- _STATED TASK_
Search the material for the string "Year" and copy each line where it occurs.

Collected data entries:

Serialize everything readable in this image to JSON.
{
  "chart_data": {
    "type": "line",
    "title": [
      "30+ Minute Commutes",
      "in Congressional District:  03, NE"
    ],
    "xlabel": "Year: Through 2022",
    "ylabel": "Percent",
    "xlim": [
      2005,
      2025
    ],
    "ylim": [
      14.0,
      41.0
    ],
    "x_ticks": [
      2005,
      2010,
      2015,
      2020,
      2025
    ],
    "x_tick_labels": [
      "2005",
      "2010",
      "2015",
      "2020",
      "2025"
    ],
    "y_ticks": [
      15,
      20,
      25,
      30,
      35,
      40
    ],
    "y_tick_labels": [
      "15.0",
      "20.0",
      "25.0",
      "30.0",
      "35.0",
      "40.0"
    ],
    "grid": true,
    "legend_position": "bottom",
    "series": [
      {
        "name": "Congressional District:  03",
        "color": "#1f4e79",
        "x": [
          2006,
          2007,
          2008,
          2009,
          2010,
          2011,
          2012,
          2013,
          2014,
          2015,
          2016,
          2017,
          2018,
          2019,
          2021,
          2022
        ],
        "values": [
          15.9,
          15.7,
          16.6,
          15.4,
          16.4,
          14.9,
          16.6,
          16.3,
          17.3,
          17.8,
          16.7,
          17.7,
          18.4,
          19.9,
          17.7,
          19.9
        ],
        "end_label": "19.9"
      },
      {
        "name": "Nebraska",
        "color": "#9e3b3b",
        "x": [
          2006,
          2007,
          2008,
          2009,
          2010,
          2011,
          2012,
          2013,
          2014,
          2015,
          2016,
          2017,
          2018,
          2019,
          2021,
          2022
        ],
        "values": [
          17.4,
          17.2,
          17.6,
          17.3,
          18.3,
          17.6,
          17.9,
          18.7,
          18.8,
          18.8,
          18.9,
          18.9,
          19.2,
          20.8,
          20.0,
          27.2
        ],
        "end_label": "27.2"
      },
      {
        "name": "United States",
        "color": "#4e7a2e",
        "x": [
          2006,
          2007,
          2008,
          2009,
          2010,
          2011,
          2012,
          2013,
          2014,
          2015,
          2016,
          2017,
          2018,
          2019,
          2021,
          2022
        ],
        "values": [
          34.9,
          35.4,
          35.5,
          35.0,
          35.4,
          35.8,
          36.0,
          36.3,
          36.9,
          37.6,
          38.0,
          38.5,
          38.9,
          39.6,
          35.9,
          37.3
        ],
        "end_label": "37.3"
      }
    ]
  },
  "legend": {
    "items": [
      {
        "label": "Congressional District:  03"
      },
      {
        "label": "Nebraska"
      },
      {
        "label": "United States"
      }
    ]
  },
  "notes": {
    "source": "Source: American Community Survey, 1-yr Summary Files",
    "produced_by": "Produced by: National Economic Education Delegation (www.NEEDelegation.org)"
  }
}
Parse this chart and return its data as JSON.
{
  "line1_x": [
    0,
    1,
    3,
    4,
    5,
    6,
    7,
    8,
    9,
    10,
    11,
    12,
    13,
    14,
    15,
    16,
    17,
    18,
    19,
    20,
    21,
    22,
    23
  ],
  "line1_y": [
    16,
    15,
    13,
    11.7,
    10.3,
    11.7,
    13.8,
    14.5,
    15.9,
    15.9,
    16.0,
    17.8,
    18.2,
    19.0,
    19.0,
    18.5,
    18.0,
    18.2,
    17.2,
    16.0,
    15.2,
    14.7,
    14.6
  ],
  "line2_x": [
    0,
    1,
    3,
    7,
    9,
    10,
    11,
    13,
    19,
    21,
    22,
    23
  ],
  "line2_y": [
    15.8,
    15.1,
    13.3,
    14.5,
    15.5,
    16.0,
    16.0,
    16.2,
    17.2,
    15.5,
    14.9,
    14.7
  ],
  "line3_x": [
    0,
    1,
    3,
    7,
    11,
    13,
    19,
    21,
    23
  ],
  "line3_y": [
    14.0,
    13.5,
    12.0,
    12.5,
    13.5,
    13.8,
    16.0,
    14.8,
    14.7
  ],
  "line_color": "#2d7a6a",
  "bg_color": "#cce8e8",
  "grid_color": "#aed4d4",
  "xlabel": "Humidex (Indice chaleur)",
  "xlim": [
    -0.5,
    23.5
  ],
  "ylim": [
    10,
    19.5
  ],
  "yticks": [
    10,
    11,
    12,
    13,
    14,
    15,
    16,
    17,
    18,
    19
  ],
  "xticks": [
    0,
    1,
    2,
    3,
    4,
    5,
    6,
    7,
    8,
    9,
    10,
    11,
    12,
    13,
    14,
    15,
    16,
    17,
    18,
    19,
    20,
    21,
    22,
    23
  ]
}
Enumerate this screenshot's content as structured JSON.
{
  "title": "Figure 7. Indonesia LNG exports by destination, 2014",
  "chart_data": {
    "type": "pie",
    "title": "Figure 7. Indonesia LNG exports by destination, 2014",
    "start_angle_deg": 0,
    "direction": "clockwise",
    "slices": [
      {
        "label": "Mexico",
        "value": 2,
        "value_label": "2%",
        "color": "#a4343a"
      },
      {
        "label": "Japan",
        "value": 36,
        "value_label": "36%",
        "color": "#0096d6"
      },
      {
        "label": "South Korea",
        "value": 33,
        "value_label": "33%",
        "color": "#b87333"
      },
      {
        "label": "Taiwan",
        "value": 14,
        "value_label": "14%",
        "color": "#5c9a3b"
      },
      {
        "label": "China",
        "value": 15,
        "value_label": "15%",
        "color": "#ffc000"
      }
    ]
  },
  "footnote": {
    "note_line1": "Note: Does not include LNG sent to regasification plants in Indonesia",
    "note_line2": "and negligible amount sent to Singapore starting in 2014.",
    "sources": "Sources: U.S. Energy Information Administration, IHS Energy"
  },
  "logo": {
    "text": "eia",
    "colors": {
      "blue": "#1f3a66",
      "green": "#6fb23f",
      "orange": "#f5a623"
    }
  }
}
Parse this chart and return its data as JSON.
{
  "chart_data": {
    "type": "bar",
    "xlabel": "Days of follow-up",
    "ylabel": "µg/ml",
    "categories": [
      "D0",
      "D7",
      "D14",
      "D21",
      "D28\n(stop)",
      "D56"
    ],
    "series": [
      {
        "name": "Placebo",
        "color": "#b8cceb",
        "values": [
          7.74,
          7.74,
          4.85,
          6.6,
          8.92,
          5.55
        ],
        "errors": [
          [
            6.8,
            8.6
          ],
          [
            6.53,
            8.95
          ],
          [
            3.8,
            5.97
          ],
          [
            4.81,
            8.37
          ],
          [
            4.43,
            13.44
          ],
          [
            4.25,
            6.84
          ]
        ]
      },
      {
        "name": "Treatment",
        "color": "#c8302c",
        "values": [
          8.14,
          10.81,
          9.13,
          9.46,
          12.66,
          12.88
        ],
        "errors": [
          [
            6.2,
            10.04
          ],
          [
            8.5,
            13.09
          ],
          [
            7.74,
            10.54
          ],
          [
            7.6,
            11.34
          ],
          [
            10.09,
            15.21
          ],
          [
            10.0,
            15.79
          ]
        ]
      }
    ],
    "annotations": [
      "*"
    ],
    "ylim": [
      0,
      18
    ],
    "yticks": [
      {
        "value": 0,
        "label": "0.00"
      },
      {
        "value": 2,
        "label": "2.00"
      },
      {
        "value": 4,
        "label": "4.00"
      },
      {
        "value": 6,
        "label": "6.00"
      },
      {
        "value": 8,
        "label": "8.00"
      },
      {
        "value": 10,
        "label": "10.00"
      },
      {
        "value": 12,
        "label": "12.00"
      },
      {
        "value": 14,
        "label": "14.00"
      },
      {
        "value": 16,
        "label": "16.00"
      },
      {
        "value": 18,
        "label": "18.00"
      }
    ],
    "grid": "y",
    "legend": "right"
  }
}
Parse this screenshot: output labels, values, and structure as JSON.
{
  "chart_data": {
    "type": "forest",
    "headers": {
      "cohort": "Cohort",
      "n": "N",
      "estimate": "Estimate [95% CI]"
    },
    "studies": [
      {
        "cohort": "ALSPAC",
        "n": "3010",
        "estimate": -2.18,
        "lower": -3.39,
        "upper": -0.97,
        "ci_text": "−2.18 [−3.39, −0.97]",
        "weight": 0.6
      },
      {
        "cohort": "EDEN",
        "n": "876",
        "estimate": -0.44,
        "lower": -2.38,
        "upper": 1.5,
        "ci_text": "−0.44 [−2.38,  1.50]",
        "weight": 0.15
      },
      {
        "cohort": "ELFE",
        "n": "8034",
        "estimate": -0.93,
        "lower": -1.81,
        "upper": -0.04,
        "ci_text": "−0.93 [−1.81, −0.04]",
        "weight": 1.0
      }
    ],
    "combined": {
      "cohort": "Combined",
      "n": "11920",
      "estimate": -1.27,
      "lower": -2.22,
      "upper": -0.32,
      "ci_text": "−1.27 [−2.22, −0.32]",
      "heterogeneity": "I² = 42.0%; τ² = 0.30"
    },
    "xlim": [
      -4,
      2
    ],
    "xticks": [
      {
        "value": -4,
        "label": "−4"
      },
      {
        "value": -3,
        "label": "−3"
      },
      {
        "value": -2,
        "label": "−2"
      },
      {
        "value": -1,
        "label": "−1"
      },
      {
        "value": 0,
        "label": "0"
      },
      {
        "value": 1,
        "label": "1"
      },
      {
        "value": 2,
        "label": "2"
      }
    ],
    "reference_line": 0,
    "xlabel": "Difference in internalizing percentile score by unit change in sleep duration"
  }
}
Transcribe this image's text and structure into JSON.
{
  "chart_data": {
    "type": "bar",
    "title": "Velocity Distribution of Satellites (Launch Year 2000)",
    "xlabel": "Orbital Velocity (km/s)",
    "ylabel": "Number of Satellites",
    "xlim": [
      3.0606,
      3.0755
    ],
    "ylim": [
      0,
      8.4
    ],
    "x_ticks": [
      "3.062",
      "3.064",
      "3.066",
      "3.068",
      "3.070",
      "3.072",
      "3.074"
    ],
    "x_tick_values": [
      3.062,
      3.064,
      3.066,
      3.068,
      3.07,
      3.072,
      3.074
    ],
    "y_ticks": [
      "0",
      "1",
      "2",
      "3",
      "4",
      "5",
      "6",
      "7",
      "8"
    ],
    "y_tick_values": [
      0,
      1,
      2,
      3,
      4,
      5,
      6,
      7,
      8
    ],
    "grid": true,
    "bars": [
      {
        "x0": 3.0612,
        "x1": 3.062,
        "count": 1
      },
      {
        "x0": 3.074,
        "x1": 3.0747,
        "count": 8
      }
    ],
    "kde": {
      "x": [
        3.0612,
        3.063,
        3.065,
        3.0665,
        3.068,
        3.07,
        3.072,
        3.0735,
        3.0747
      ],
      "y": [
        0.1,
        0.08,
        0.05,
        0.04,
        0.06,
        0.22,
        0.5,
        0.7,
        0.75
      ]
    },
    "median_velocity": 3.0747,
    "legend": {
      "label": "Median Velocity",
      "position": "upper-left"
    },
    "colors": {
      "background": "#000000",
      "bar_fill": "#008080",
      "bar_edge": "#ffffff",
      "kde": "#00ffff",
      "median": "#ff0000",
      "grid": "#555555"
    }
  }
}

- _WORKED ANSWER_
    "xlabel": "Year: Through 2022",
    "title": "Velocity Distribution of Satellites (Launch Year 2000)",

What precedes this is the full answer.